Привлекая неизбежную аналогию, можно сопоставить наше положение с жителем горного района Земли, пытающегося при помощи геодезических наблюдений установить, что поверхность всей Земли — сфера. При этом область его наблюдений очень и очень ограниченна. Каких-нибудь несколько километров. Очевидно, наш физик окажется в малоприятном положении.
Если даже он сможет установить по своим измерениям, что в среднем радиус кривизны его участка поверхности 6400 километров (примерный радиус Земли), у него не будет стопроцентной уверенности, что в других недоступных ему участках поверхность планеты имеет ту же кривизну. И неизбежно он окажется на том самом пути, который столь усердно предавал анафеме Исаак Ньютон. Он начнет выдвигать гипотезы.
Это и есть удел реальных физиков, когда их спрашивают о геометрии мира в целом.
Здесь я снова предпочитаю остановиться, потому что более интересное и интригующее место найти невозможно.
Сейчас мы оказались перед проблемами, при мысли о которых каждый думающий человек невольно испытывает холодок на коже. И о таких вещах стоит говорить со вкусом и подробно. Либо же не говорить вовсе.
А нам, пожалуй, пора подвести некоторые итоги, а также выполнить неприятное: сообщить по крайней мере об одном главном недостатке всей этой книги.
Два главнейших итога были непосредственным следствием неевклидовой геометрии.
Первое — создание аксиоматики и в дальнейшем математической логики. Это было сделано Гильбертом — мы уже называли его имя. У нас о ней рассказано очень грубо и неточно. Особенно это относится к проблеме полноты аксиом. Сделать лучше можно было, но, к сожалению, лишь существенно затянув наш разговор. Во всяком случае, когда писалась книга, автор не представлял, как можно коротко, точно и понятно рассказать об аксиоматике.
Итак, об аксиоматике было сказано очень мало. И неточно. Единственное, что мне остается в утешение, — небольшая реклама.
Весь круг вопросов, связанных с аксиоматикой, поражает своим изяществом. Даже сама постановка многих проблем порой неожиданна до невероятности. Особенно это относится к проблеме полноты.
Я снова ничего не буду говорить по существу, но для иллюстрации просто сообщу об одном результате. Уже в тридцатые годы нашего века была доказана следующая теорема.
Пусть у вас имеется некоторая логическая система. Базис ее — Основные Понятия и аксиомы. Например, евклидова геометрия. Если эта логическая система «достаточно мощная» (что это значит — мы, естественно, уточнять не будем), то всегда могут быть сформулированы такие теоремы, которые в рамках этой системы нельзя ни доказать, ни опровергнуть.
На первый взгляд кажется, что дело в нехватке аксиом. Но суть не в этом. Сколько бы аксиом ни брать в основу, как бы ни дополнять нашу систему, странные утверждения, о которых нельзя высказать ничего определенного, все равно останутся.
После того как была доказана эта удивительная теорема, вся проблема непротиворечивости стала выглядеть по-иному.

┄┄┄┄┄┄┄┄┄┄┄┄┄┄┄┄┄┄┄┄

- Письменные задания
• A. Ответьте на вопросы по фрагменту документа.
(i) Какой примерный радиус Земли приводится во фрагменте?
(ii) Кем, согласно фрагменту, было сделано создание аксиоматики?
(iii) В какие годы была доказана описанная во фрагменте теорема?
• B. Выпишите из фрагмента документа без изменений отрывок, начиная со слов «Это и есть удел» и продолжая вплоть до слов «место найти невозможно.».

- Записанные сведения
┄┄┄┄┄┄┄┄┄┄┄┄┄┄┄┄┄┄┄┄

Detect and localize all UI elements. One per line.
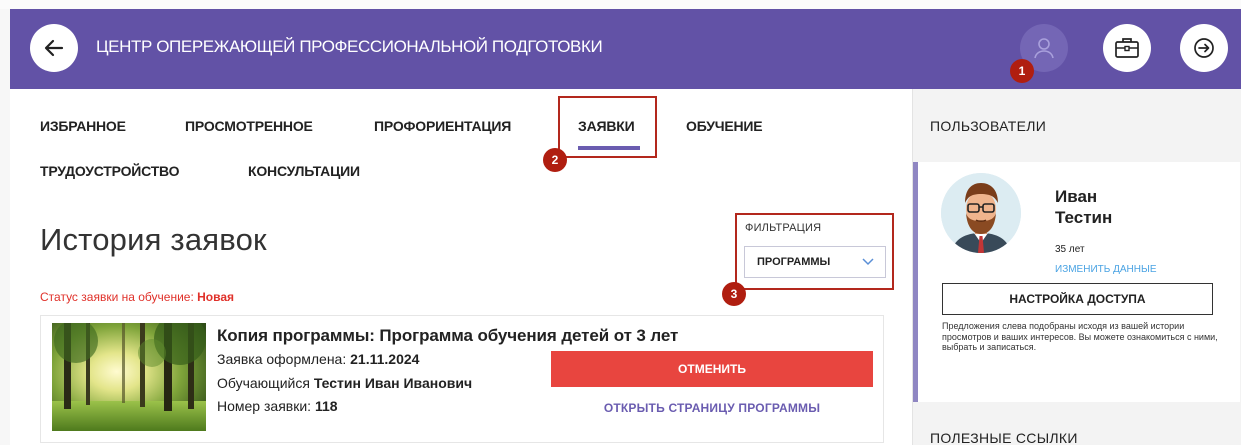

┄┄┄┄┄┄┄┄┄┄┄┄┄┄┄┄┄┄┄┄

- Ответы к заданиям
• A.
(i) 6400 километров.
(ii) Гильбертом.
(iii) В тридцатые годы нашего века.

• B.
Это и есть удел реальных физиков, когда их спрашивают о геометрии мира в целом.
Здесь я снова предпочитаю остановиться, потому что более интересное и интригующее место найти невозможно.